Listings of boxed layout items:
[Begin]

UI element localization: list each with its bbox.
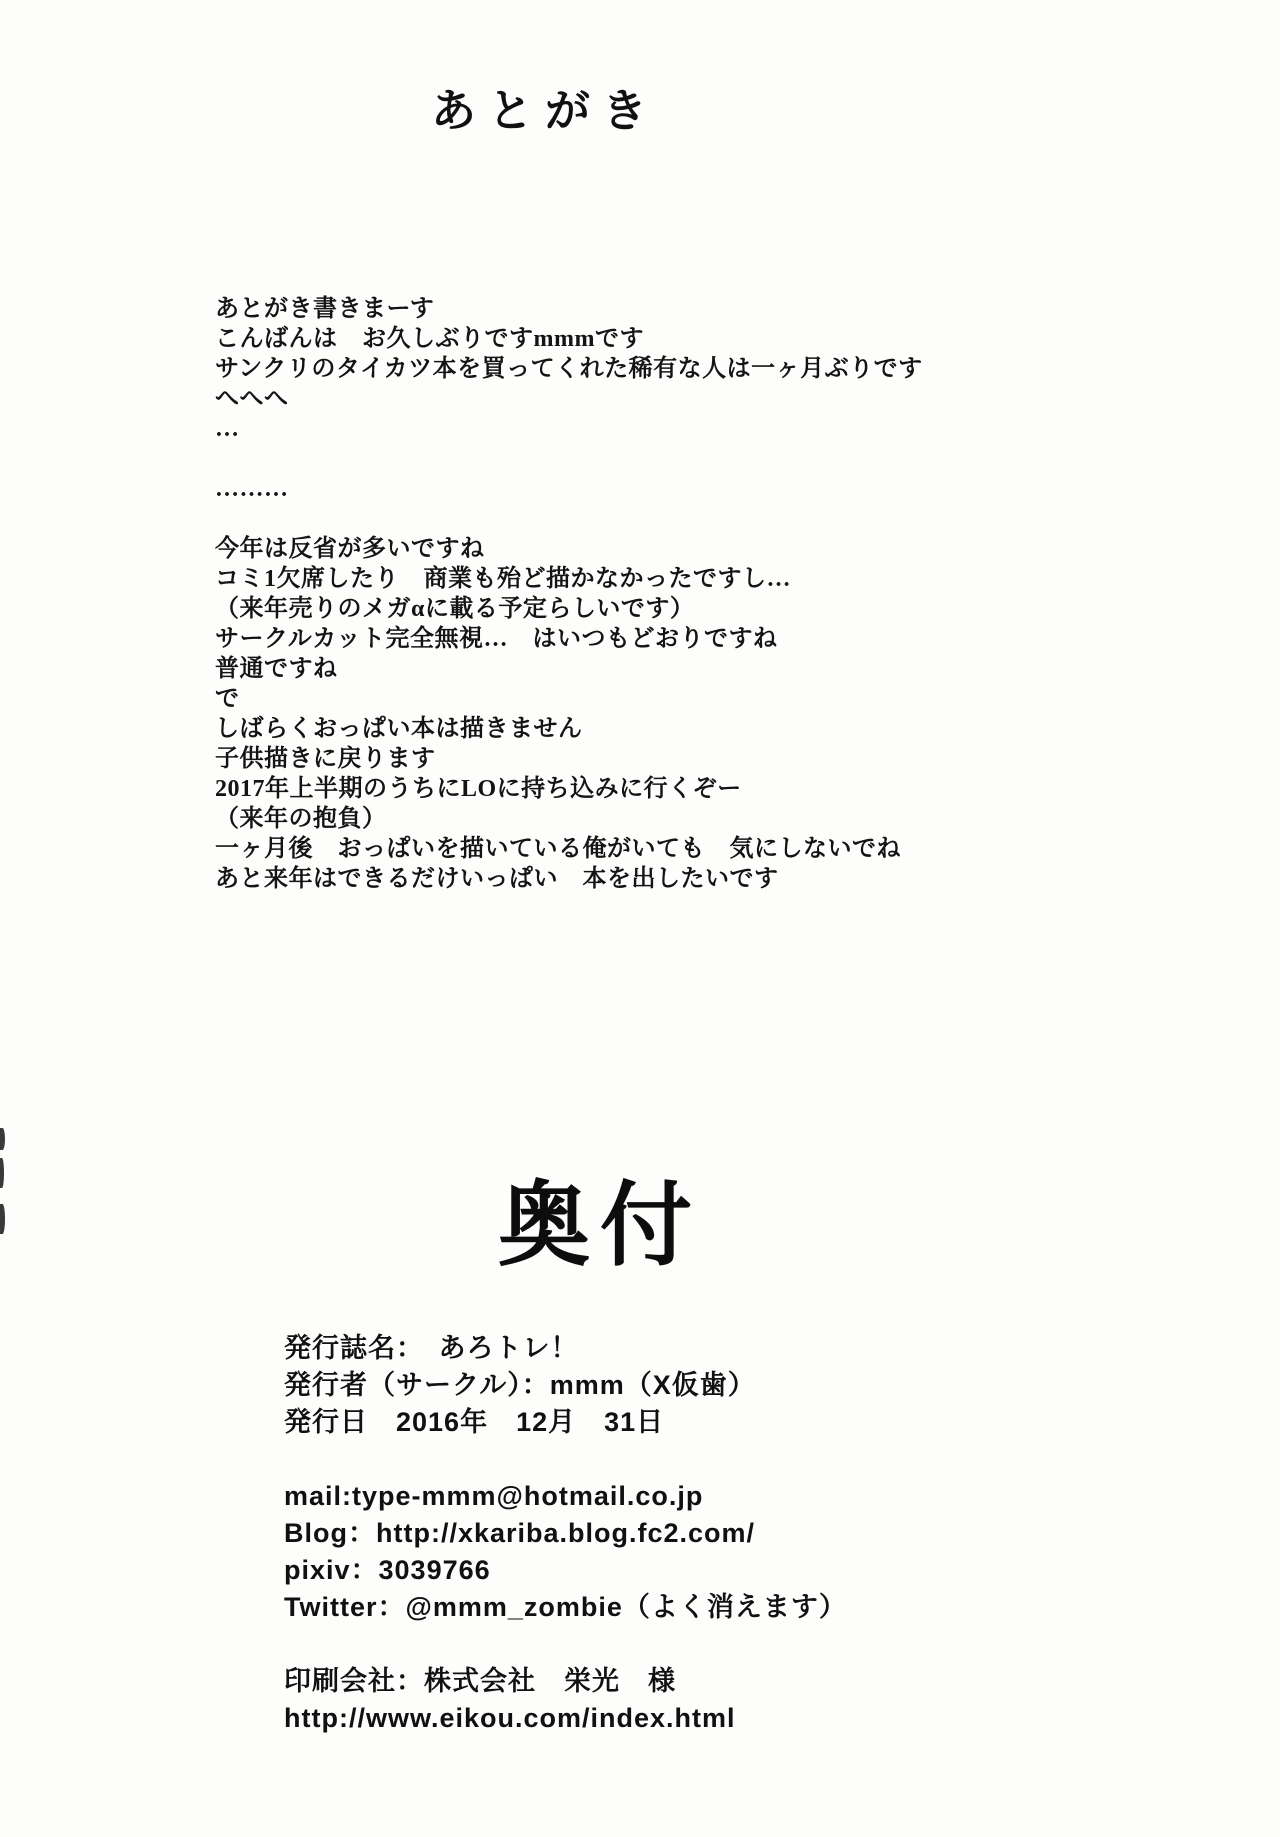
- afterword-text-line: あと来年はできるだけいっぱい 本を出したいです: [215, 866, 779, 892]
- colophon-text-line: [284, 1626, 1164, 1663]
- afterword-text-line: こんばんは お久しぶりですmmmです: [215, 326, 644, 352]
- afterword-text-line: ………: [215, 476, 289, 502]
- afterword-text-line: 今年は反省が多いですね: [215, 536, 485, 562]
- colophon-text-line: 発行日 2016年 12月 31日: [284, 1407, 665, 1437]
- colophon-text-line: 発行者（サークル）：mmm（X仮歯）: [284, 1370, 756, 1400]
- afterword-text-line: [215, 504, 1195, 534]
- colophon-text-line: mail:type-mmm@hotmail.co.jp: [284, 1481, 704, 1511]
- colophon-text-line: Blog：http://xkariba.blog.fc2.com/: [284, 1518, 756, 1548]
- afterword-text-line: しばらくおっぱい本は描きません: [215, 716, 583, 742]
- colophon-title: 奥付: [497, 1175, 702, 1277]
- afterword-text-line: （来年売りのメガαに載る予定らしいです）: [215, 596, 695, 622]
- colophon-text-line: pixiv：3039766: [284, 1555, 491, 1585]
- colophon-text-line: Twitter：@mmm_zombie（よく消えます）: [284, 1592, 847, 1622]
- afterword-text-line: サークルカット完全無視… はいつもどおりですね: [215, 626, 778, 652]
- afterword-text-line: …: [215, 416, 240, 442]
- afterword-text-line: サンクリのタイカツ本を買ってくれた稀有な人は一ヶ月ぶりです: [215, 356, 923, 382]
- colophon-text-line: 発行誌名： あろトレ！: [284, 1333, 579, 1363]
- scan-artifact: [0, 1128, 5, 1150]
- afterword-text-line: コミ1欠席したり 商業も殆ど描かなかったですし…: [215, 566, 791, 592]
- afterword-text-line: 2017年上半期のうちにLOに持ち込みに行くぞー: [215, 776, 742, 802]
- afterword-text-line: あとがき書きまーす: [215, 296, 435, 322]
- afterword-title: あとがき: [430, 86, 659, 136]
- afterword-text-line: へへへ: [215, 386, 289, 412]
- afterword-text-line: で: [215, 686, 240, 712]
- afterword-text-line: （来年の抱負）: [215, 806, 387, 832]
- colophon-text-block: [284, 1330, 1164, 1737]
- colophon-text-line: http://www.eikou.com/index.html: [284, 1703, 736, 1733]
- scan-artifact: [0, 1204, 5, 1234]
- afterword-text-line: 子供描きに戻ります: [215, 746, 436, 772]
- colophon-text-line: [284, 1441, 1164, 1478]
- afterword-text-line: [215, 444, 1195, 474]
- afterword-text-block: [215, 294, 1195, 894]
- afterword-text-line: 一ヶ月後 おっぱいを描いている俺がいても 気にしないでね: [215, 836, 901, 862]
- scan-artifact: [0, 1158, 4, 1188]
- colophon-text-line: 印刷会社：株式会社 栄光 様: [284, 1666, 676, 1696]
- afterword-text-line: 普通ですね: [215, 656, 338, 682]
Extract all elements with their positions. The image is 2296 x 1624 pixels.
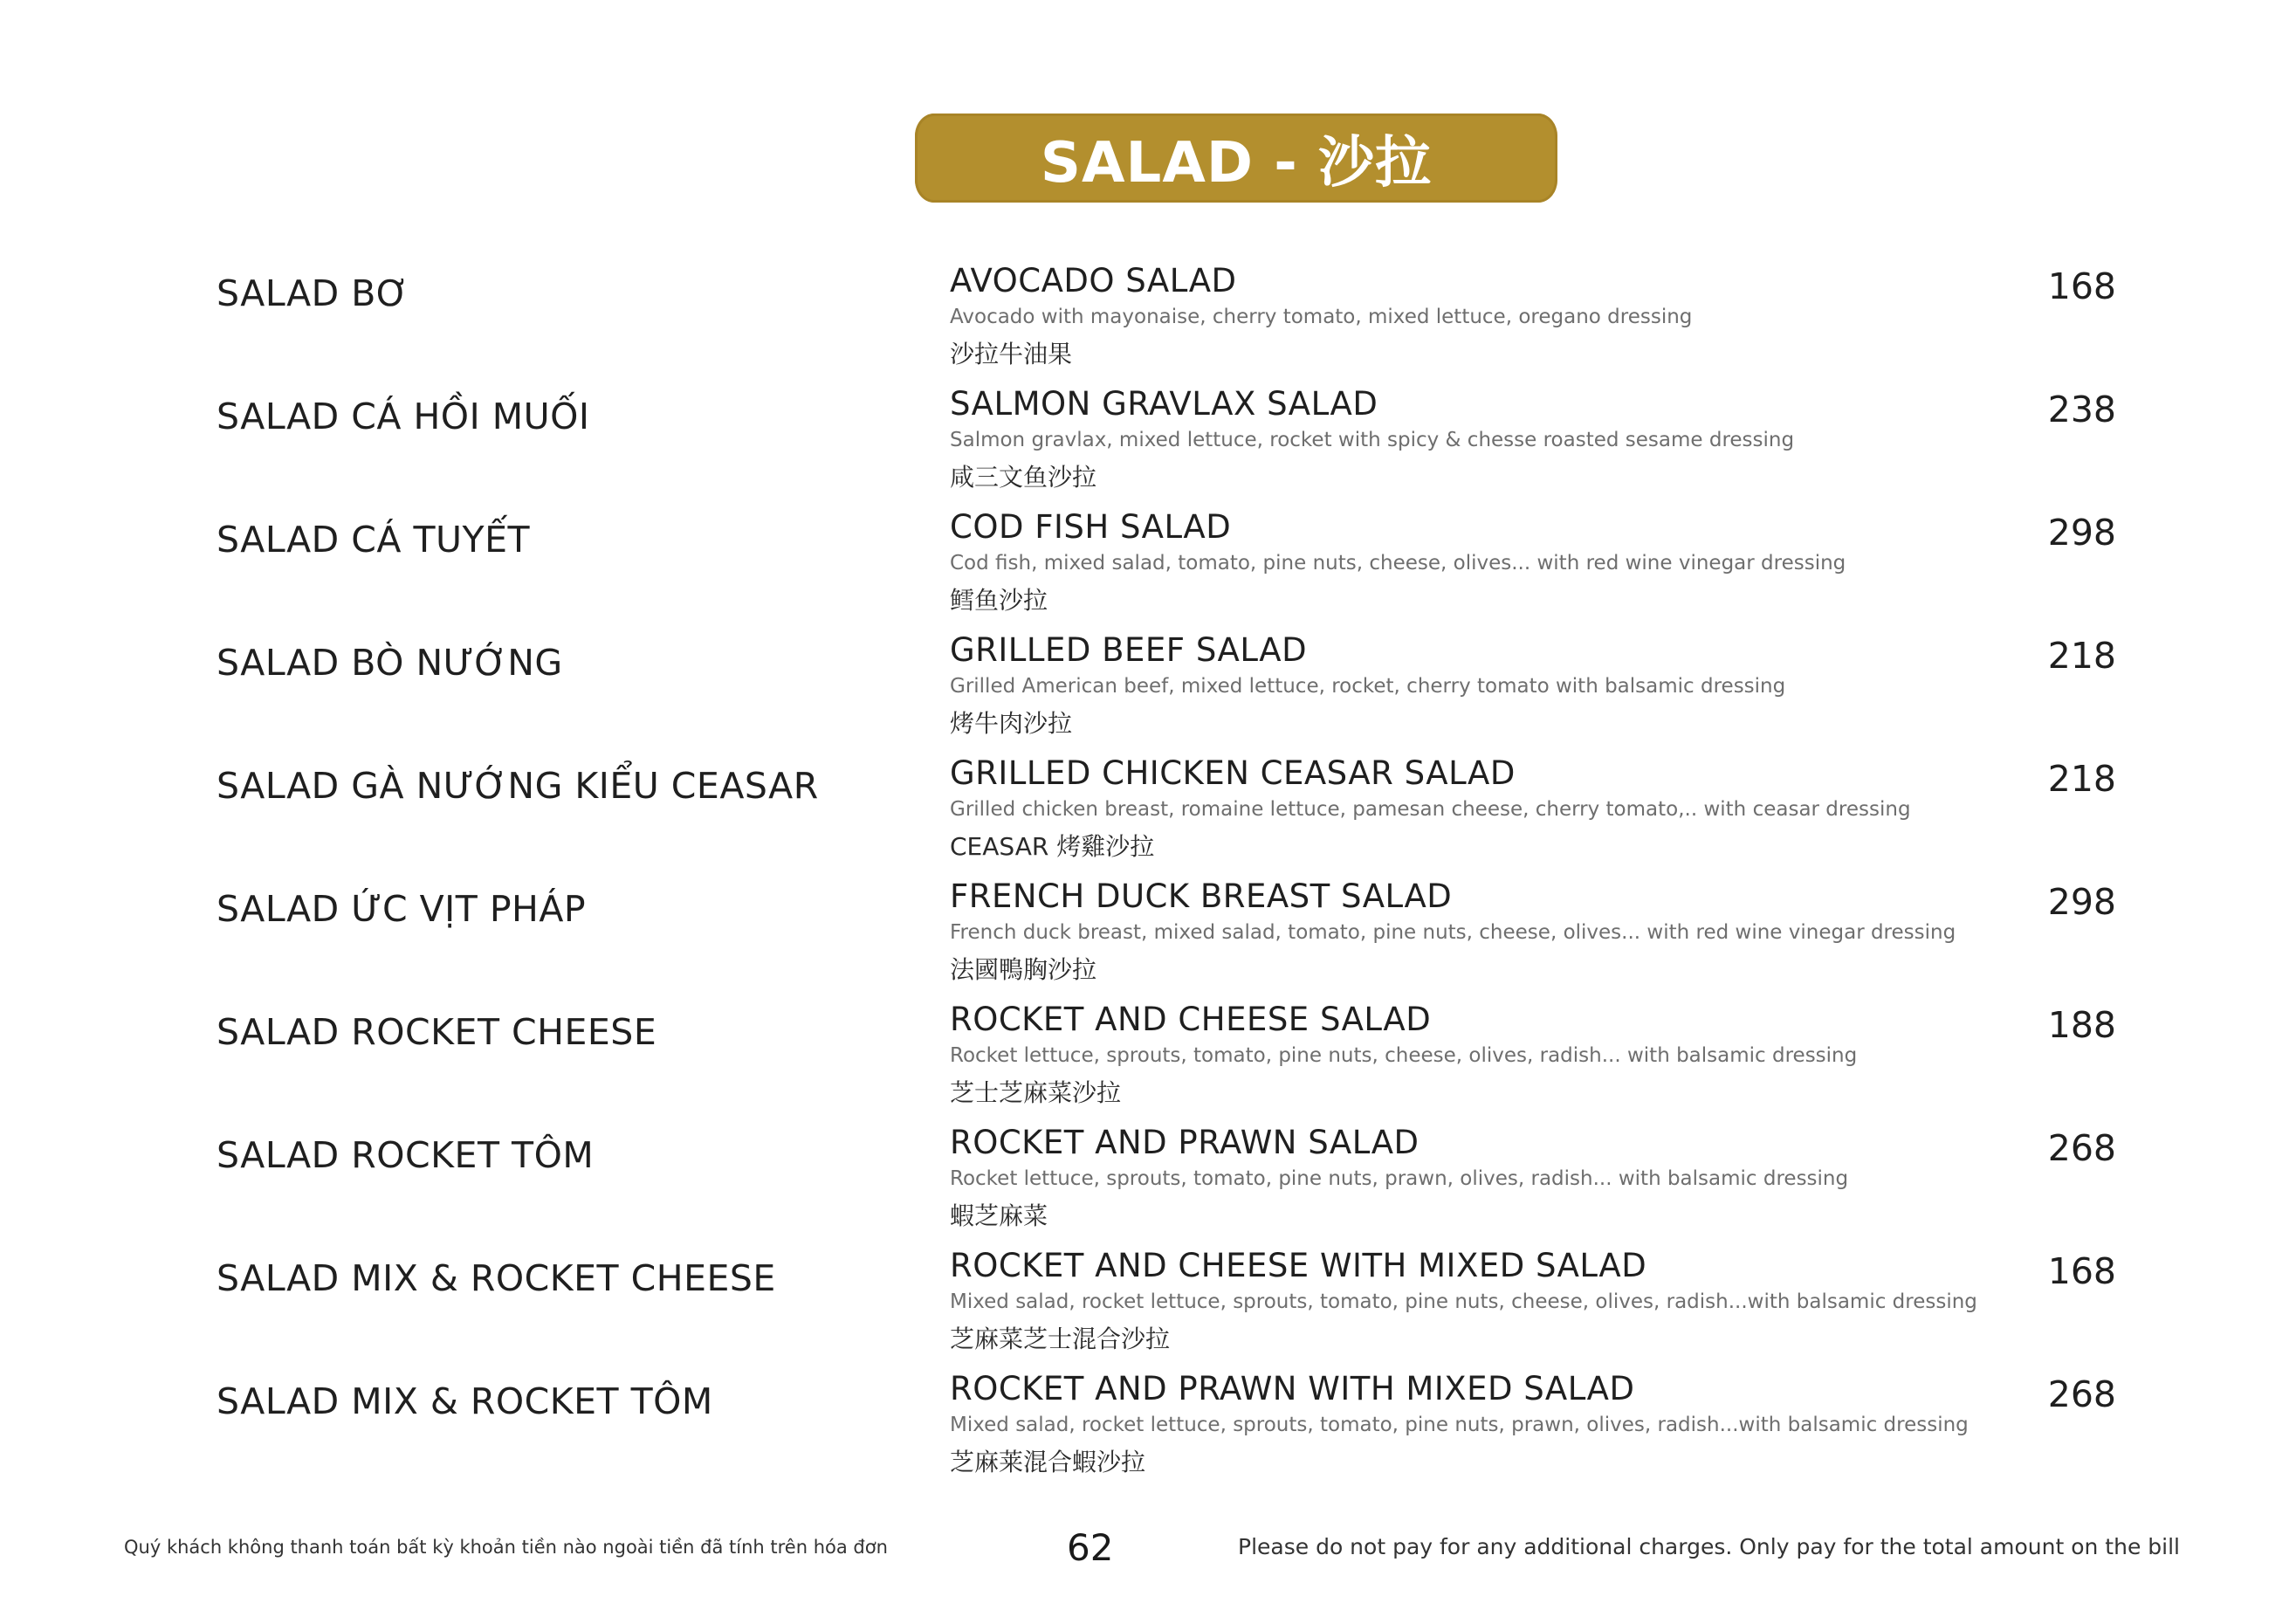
item-price: 238 xyxy=(2047,389,2116,430)
section-title-banner xyxy=(915,114,1557,203)
item-price: 188 xyxy=(2047,1004,2116,1046)
item-name-chinese: 咸三文鱼沙拉 xyxy=(950,463,1097,492)
item-name-english: COD FISH SALAD xyxy=(950,508,1232,546)
item-name-english: FRENCH DUCK BREAST SALAD xyxy=(950,877,1453,915)
item-description: Salmon gravlax, mixed lettuce, rocket with spicy & chesse roasted sesame dressing xyxy=(950,429,1795,451)
item-name-vietnamese: SALAD CÁ HỒI MUỐI xyxy=(217,396,590,437)
item-price: 298 xyxy=(2047,512,2116,554)
item-name-chinese: CEASAR 烤雞沙拉 xyxy=(950,832,1155,861)
item-price: 268 xyxy=(2047,1127,2116,1169)
menu-item xyxy=(0,754,2296,877)
footer-note-vietnamese: Quý khách không thanh toán bất kỳ khoản tiền nào ngoài tiền đã tính trên hóa đơn xyxy=(124,1537,888,1558)
item-name-chinese: 芝士芝麻菜沙拉 xyxy=(950,1078,1122,1107)
item-price: 268 xyxy=(2047,1373,2116,1415)
page-number: 62 xyxy=(1067,1526,1114,1569)
footer-note-english: Please do not pay for any additional charges. Only pay for the total amount on the bill xyxy=(1238,1534,2180,1559)
item-name-vietnamese: SALAD CÁ TUYẾT xyxy=(217,519,531,561)
item-description: Cod fish, mixed salad, tomato, pine nuts, cheese, olives... with red wine vinegar dressing xyxy=(950,552,1846,575)
item-price: 168 xyxy=(2047,265,2116,307)
menu-item xyxy=(0,1124,2296,1247)
item-price: 218 xyxy=(2047,758,2116,800)
item-description: Mixed salad, rocket lettuce, sprouts, tomato, pine nuts, cheese, olives, radish...with balsamic dressing xyxy=(950,1290,1977,1313)
item-name-english: GRILLED BEEF SALAD xyxy=(950,631,1308,669)
item-name-chinese: 法國鴨胸沙拉 xyxy=(950,955,1097,984)
item-price: 298 xyxy=(2047,881,2116,923)
menu-item xyxy=(0,877,2296,1001)
menu-item xyxy=(0,508,2296,631)
menu-item xyxy=(0,1370,2296,1493)
item-name-chinese: 蝦芝麻菜 xyxy=(950,1201,1048,1230)
item-name-vietnamese: SALAD BƠ xyxy=(217,272,409,314)
item-description: Grilled chicken breast, romaine lettuce, pamesan cheese, cherry tomato,.. with ceasar dressing xyxy=(950,798,1911,821)
item-name-vietnamese: SALAD ỨC VỊT PHÁP xyxy=(217,888,587,930)
item-description: Mixed salad, rocket lettuce, sprouts, tomato, pine nuts, prawn, olives, radish...with balsamic dressing xyxy=(950,1414,1969,1436)
item-name-english: GRILLED CHICKEN CEASAR SALAD xyxy=(950,754,1516,792)
item-description: Avocado with mayonaise, cherry tomato, mixed lettuce, oregano dressing xyxy=(950,306,1693,328)
item-price: 218 xyxy=(2047,635,2116,677)
menu-item xyxy=(0,1001,2296,1124)
menu-item xyxy=(0,262,2296,385)
item-name-english: ROCKET AND CHEESE WITH MIXED SALAD xyxy=(950,1247,1647,1284)
item-name-chinese: 芝麻莱混合蝦沙拉 xyxy=(950,1448,1146,1476)
item-price: 168 xyxy=(2047,1250,2116,1292)
item-name-chinese: 鳕鱼沙拉 xyxy=(950,586,1048,615)
item-description: Rocket lettuce, sprouts, tomato, pine nuts, prawn, olives, radish... with balsamic dressing xyxy=(950,1167,1849,1190)
item-name-vietnamese: SALAD ROCKET TÔM xyxy=(217,1134,595,1176)
item-name-english: ROCKET AND PRAWN WITH MIXED SALAD xyxy=(950,1370,1635,1407)
item-name-chinese: 沙拉牛油果 xyxy=(950,340,1073,368)
menu-item xyxy=(0,385,2296,508)
item-description: French duck breast, mixed salad, tomato, pine nuts, cheese, olives... with red wine vinegar dressing xyxy=(950,921,1956,944)
section-title: SALAD - 沙拉 xyxy=(1040,131,1433,196)
item-name-vietnamese: SALAD GÀ NƯỚNG KIỂU CEASAR xyxy=(217,765,819,807)
item-name-english: SALMON GRAVLAX SALAD xyxy=(950,385,1378,423)
item-name-vietnamese: SALAD ROCKET CHEESE xyxy=(217,1011,657,1053)
item-description: Rocket lettuce, sprouts, tomato, pine nuts, cheese, olives, radish... with balsamic dressing xyxy=(950,1044,1858,1067)
menu-item xyxy=(0,1247,2296,1370)
item-name-english: ROCKET AND PRAWN SALAD xyxy=(950,1124,1420,1161)
item-description: Grilled American beef, mixed lettuce, rocket, cherry tomato with balsamic dressing xyxy=(950,675,1786,698)
item-name-vietnamese: SALAD BÒ NƯỚNG xyxy=(217,642,563,684)
item-name-vietnamese: SALAD MIX & ROCKET CHEESE xyxy=(217,1257,776,1299)
item-name-english: ROCKET AND CHEESE SALAD xyxy=(950,1001,1432,1038)
item-name-english: AVOCADO SALAD xyxy=(950,262,1237,299)
item-name-chinese: 烤牛肉沙拉 xyxy=(950,709,1073,738)
item-name-vietnamese: SALAD MIX & ROCKET TÔM xyxy=(217,1380,713,1422)
item-name-chinese: 芝麻菜芝士混合沙拉 xyxy=(950,1325,1171,1353)
menu-item xyxy=(0,631,2296,754)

[End]

» **STATED PROBLEM**
Pull out every line of the data above that contains the string "artifact", matching case exactly.

» **TASK SOLUTION**
- scan-artifact: [0, 1128, 5, 1150]
- scan-artifact: [0, 1204, 5, 1234]
- scan-artifact: [0, 1158, 4, 1188]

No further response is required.